### Material shown:
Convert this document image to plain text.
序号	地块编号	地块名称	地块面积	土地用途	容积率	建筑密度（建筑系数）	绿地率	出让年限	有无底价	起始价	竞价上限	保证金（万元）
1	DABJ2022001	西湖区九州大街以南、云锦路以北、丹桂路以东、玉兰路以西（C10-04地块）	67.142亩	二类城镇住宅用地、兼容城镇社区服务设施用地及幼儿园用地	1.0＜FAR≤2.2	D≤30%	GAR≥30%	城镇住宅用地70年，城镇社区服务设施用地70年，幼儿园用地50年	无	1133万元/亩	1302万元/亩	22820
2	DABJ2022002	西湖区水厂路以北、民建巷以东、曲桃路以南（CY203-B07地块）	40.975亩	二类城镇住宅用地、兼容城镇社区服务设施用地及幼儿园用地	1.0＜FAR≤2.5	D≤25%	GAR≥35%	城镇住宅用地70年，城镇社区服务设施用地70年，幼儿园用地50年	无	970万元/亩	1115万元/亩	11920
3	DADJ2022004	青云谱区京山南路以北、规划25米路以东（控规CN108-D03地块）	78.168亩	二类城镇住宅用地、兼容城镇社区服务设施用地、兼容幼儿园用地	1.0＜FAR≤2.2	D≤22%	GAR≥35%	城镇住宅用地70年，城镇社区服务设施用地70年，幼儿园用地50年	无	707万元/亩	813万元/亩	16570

### Request:
Retype the data in full and match it exactly.

### Output for this task:
Convert this document image to plain text.
序号	地块编号	地块名称	地块面积	土地用途	容积率	建筑密度（建筑系数）	绿地率	出让年限	有无底价	起始价	竞价上限	保证金（万元）
1	DABJ2022001	西湖区九州大街以南、云锦路以北、丹桂路以东、玉兰路以西（C10-04地块）	67.142亩	二类城镇住宅用地、兼容城镇社区服务设施用地及幼儿园用地	1.0＜FAR≤2.2	D≤30%	GAR≥30%	城镇住宅用地70年，城镇社区服务设施用地70年，幼儿园用地50年	无	1133万元/亩	1302万元/亩	22820
2	DABJ2022002	西湖区水厂路以北、民建巷以东、曲桃路以南（CY203-B07地块）	40.975亩	二类城镇住宅用地、兼容城镇社区服务设施用地及幼儿园用地	1.0＜FAR≤2.5	D≤25%	GAR≥35%	城镇住宅用地70年，城镇社区服务设施用地70年，幼儿园用地50年	无	970万元/亩	1115万元/亩	11920
3	DADJ2022004	青云谱区京山南路以北、规划25米路以东（控规CN108-D03地块）	78.168亩	二类城镇住宅用地、兼容城镇社区服务设施用地、兼容幼儿园用地	1.0＜FAR≤2.2	D≤22%	GAR≥35%	城镇住宅用地70年，城镇社区服务设施用地70年，幼儿园用地50年	无	707万元/亩	813万元/亩	16570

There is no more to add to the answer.